> [TASK TO CARRY OUT] Write out every entry exactly as it stands.

══ EXERCISE MATERIAL

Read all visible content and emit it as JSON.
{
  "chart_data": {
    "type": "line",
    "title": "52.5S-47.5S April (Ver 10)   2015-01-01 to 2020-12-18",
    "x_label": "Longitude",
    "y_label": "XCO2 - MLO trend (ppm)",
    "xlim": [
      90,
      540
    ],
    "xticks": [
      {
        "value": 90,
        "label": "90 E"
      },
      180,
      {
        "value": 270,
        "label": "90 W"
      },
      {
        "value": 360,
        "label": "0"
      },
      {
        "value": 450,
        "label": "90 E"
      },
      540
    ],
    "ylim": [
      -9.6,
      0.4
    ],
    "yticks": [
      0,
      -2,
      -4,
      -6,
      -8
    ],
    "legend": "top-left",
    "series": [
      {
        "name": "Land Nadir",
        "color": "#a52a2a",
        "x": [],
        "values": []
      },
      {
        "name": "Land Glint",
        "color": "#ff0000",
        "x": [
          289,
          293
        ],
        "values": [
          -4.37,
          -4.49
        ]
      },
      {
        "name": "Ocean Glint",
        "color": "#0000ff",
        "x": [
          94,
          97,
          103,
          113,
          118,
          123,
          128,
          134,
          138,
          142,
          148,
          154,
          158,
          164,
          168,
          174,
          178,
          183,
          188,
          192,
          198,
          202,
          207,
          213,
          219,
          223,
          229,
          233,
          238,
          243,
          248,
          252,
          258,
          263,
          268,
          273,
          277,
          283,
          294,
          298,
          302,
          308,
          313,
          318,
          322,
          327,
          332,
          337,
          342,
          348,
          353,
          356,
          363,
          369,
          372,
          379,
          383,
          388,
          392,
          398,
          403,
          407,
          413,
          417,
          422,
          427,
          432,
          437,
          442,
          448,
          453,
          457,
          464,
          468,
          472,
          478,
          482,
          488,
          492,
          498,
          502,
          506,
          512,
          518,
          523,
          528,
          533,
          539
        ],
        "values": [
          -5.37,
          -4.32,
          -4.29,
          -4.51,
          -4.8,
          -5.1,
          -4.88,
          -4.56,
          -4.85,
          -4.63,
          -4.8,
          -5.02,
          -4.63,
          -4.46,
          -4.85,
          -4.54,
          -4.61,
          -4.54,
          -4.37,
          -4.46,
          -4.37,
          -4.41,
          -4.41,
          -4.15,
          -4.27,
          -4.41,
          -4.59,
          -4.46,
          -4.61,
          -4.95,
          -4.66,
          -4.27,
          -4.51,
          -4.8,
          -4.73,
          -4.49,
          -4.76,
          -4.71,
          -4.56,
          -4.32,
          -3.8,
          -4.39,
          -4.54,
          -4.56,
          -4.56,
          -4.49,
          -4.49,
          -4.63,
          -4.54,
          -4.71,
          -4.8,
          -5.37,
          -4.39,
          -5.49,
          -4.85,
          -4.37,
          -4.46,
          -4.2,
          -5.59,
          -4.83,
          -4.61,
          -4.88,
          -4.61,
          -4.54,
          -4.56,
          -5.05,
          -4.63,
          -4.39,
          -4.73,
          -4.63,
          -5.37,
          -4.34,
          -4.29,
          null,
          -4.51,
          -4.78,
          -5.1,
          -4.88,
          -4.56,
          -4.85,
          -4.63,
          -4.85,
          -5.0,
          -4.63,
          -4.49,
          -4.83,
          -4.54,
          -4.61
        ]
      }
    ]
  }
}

════

> [RESULT OF THE TASK]
Read all visible content and emit it as JSON.
{
  "chart_data": {
    "type": "line",
    "title": "52.5S-47.5S April (Ver 10)   2015-01-01 to 2020-12-18",
    "x_label": "Longitude",
    "y_label": "XCO2 - MLO trend (ppm)",
    "xlim": [
      90,
      540
    ],
    "xticks": [
      {
        "value": 90,
        "label": "90 E"
      },
      180,
      {
        "value": 270,
        "label": "90 W"
      },
      {
        "value": 360,
        "label": "0"
      },
      {
        "value": 450,
        "label": "90 E"
      },
      540
    ],
    "ylim": [
      -9.6,
      0.4
    ],
    "yticks": [
      0,
      -2,
      -4,
      -6,
      -8
    ],
    "legend": "top-left",
    "series": [
      {
        "name": "Land Nadir",
        "color": "#a52a2a",
        "x": [],
        "values": []
      },
      {
        "name": "Land Glint",
        "color": "#ff0000",
        "x": [
          289,
          293
        ],
        "values": [
          -4.37,
          -4.49
        ]
      },
      {
        "name": "Ocean Glint",
        "color": "#0000ff",
        "x": [
          94,
          97,
          103,
          113,
          118,
          123,
          128,
          134,
          138,
          142,
          148,
          154,
          158,
          164,
          168,
          174,
          178,
          183,
          188,
          192,
          198,
          202,
          207,
          213,
          219,
          223,
          229,
          233,
          238,
          243,
          248,
          252,
          258,
          263,
          268,
          273,
          277,
          283,
          294,
          298,
          302,
          308,
          313,
          318,
          322,
          327,
          332,
          337,
          342,
          348,
          353,
          356,
          363,
          369,
          372,
          379,
          383,
          388,
          392,
          398,
          403,
          407,
          413,
          417,
          422,
          427,
          432,
          437,
          442,
          448,
          453,
          457,
          464,
          468,
          472,
          478,
          482,
          488,
          492,
          498,
          502,
          506,
          512,
          518,
          523,
          528,
          533,
          539
        ],
        "values": [
          -5.37,
          -4.32,
          -4.29,
          -4.51,
          -4.8,
          -5.1,
          -4.88,
          -4.56,
          -4.85,
          -4.63,
          -4.8,
          -5.02,
          -4.63,
          -4.46,
          -4.85,
          -4.54,
          -4.61,
          -4.54,
          -4.37,
          -4.46,
          -4.37,
          -4.41,
          -4.41,
          -4.15,
          -4.27,
          -4.41,
          -4.59,
          -4.46,
          -4.61,
          -4.95,
          -4.66,
          -4.27,
          -4.51,
          -4.8,
          -4.73,
          -4.49,
          -4.76,
          -4.71,
          -4.56,
          -4.32,
          -3.8,
          -4.39,
          -4.54,
          -4.56,
          -4.56,
          -4.49,
          -4.49,
          -4.63,
          -4.54,
          -4.71,
          -4.8,
          -5.37,
          -4.39,
          -5.49,
          -4.85,
          -4.37,
          -4.46,
          -4.2,
          -5.59,
          -4.83,
          -4.61,
          -4.88,
          -4.61,
          -4.54,
          -4.56,
          -5.05,
          -4.63,
          -4.39,
          -4.73,
          -4.63,
          -5.37,
          -4.34,
          -4.29,
          null,
          -4.51,
          -4.78,
          -5.1,
          -4.88,
          -4.56,
          -4.85,
          -4.63,
          -4.85,
          -5.0,
          -4.63,
          -4.49,
          -4.83,
          -4.54,
          -4.61
        ]
      }
    ]
  }
}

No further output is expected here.